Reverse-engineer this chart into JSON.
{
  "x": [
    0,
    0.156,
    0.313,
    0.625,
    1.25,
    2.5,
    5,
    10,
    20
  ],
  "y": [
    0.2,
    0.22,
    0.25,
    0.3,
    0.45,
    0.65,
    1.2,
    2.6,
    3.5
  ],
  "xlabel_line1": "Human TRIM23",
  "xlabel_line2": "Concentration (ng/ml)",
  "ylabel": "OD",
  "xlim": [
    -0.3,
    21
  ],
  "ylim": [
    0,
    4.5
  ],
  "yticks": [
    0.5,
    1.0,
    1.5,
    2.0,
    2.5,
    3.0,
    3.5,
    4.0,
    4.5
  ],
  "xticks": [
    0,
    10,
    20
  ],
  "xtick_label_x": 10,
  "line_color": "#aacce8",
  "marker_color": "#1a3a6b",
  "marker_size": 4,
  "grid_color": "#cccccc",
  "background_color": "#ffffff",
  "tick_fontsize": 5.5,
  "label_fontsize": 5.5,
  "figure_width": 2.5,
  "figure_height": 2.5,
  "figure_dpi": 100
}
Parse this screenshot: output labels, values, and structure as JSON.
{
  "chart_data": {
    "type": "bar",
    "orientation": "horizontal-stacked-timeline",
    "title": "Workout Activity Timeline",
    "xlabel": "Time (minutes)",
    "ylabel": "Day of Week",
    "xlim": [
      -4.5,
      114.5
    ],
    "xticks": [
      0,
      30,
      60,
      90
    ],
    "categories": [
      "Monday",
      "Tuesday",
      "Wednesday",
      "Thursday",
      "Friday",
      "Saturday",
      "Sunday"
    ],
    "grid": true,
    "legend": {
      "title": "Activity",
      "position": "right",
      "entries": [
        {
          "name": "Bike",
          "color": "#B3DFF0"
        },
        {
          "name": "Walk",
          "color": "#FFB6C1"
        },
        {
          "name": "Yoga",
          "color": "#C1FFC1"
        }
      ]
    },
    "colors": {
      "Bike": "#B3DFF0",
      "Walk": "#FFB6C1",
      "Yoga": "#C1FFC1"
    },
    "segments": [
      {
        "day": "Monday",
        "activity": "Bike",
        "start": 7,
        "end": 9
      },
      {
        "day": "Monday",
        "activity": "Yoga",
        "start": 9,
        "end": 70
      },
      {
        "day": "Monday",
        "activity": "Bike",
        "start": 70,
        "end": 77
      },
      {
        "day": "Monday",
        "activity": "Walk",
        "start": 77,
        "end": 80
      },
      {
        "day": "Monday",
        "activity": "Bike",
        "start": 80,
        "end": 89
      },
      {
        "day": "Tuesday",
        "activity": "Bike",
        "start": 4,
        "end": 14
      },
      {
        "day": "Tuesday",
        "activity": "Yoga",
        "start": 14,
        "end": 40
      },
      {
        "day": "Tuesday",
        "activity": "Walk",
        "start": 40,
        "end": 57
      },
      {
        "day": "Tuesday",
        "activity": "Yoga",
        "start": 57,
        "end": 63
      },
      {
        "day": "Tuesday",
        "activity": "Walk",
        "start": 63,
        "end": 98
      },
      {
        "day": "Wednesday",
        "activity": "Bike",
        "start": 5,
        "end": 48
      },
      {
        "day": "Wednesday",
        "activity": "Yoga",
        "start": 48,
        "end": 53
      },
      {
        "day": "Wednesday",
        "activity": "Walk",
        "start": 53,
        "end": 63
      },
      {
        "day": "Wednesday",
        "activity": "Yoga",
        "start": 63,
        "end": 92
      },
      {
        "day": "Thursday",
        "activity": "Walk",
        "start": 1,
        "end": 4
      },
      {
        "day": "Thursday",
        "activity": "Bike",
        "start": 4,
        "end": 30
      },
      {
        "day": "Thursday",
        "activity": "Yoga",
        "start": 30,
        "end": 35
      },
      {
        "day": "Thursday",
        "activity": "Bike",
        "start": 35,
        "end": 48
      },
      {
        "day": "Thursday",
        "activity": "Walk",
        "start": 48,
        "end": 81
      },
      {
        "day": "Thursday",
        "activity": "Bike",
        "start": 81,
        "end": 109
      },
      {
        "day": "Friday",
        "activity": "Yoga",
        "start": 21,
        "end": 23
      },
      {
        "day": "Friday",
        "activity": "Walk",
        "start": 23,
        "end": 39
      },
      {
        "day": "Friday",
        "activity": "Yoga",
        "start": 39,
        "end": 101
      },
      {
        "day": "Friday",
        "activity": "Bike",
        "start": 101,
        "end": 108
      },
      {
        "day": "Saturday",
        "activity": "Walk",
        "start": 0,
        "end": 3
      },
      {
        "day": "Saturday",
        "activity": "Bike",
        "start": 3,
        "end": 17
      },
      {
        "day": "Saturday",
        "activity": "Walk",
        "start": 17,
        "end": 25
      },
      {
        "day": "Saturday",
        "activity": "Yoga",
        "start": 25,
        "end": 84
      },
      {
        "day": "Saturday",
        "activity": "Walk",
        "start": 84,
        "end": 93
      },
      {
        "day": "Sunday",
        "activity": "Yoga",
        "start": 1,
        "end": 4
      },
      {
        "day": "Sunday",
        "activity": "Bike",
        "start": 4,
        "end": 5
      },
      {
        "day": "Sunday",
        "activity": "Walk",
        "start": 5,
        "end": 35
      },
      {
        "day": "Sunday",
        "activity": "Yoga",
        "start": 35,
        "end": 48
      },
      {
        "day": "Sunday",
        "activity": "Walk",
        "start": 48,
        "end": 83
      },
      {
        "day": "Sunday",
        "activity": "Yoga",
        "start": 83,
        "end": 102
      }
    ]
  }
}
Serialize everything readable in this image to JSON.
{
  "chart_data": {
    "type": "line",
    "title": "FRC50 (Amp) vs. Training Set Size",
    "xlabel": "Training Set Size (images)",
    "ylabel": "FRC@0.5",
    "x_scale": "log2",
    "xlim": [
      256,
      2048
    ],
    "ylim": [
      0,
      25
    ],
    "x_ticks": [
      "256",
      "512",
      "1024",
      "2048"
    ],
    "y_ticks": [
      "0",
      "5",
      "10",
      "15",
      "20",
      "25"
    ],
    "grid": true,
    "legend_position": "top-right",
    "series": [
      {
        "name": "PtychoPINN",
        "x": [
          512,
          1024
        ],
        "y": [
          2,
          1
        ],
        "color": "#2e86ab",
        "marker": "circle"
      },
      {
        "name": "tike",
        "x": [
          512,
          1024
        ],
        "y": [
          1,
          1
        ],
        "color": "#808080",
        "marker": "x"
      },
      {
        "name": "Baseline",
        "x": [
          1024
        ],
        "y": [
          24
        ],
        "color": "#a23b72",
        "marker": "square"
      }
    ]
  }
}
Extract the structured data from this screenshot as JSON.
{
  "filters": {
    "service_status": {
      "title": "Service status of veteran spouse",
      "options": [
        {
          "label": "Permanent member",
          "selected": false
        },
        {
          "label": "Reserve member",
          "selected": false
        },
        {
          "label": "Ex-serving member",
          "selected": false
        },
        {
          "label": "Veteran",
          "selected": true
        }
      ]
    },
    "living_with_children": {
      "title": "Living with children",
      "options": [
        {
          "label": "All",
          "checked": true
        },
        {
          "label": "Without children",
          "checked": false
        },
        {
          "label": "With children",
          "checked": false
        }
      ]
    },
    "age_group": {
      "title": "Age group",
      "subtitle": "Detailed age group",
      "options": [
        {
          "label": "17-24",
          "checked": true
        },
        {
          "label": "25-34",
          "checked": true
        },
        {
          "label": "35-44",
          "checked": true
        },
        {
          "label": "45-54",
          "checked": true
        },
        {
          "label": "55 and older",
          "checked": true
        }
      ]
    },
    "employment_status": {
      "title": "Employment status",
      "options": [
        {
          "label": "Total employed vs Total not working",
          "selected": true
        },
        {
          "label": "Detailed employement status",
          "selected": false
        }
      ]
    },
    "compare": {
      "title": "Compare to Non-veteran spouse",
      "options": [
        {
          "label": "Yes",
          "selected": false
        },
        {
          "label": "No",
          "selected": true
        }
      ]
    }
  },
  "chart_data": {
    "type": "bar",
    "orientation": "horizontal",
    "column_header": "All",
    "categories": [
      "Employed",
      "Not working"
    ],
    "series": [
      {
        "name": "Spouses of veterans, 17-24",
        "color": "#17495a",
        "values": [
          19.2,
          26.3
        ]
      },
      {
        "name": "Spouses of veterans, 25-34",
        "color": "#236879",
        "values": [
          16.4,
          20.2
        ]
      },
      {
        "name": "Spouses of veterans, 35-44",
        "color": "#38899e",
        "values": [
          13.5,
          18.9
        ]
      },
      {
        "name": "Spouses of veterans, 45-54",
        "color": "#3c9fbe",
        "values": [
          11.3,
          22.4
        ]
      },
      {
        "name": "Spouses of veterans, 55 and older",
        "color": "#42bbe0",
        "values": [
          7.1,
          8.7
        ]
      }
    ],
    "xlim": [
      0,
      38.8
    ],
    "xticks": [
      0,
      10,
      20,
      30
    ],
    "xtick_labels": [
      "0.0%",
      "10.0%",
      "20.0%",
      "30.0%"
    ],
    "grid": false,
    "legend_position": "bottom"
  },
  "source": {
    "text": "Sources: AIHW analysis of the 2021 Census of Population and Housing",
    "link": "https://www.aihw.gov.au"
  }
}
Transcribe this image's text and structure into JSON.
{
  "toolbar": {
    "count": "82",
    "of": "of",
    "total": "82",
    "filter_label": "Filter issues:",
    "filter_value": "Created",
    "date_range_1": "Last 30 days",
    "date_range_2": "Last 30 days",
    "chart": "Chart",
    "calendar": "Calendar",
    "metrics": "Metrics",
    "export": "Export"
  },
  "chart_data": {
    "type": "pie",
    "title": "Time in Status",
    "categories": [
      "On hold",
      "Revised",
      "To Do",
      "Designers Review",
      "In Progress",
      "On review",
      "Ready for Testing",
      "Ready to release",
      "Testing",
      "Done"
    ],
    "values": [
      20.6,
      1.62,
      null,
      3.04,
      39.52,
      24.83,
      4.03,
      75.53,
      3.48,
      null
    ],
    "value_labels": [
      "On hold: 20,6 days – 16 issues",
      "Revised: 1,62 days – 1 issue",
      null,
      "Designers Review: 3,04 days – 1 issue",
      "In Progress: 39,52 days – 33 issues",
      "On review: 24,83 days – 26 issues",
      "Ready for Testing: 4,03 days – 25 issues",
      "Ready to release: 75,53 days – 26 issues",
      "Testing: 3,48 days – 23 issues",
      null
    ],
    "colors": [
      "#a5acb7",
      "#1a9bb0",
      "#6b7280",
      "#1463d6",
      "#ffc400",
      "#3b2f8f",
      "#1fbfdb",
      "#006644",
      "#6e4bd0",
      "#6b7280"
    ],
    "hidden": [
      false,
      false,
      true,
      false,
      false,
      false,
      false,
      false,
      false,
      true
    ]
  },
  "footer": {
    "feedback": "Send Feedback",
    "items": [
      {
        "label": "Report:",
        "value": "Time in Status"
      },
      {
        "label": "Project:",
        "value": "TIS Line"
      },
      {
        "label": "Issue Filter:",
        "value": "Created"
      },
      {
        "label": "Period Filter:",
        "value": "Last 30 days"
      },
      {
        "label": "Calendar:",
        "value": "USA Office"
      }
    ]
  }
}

_ _ _

### OBJECTIVE
Find "into". Copy every line it occurs in.

### REPLY
Reverse-engineer this chart into JSON.
Transcribe this image's text and structure into JSON.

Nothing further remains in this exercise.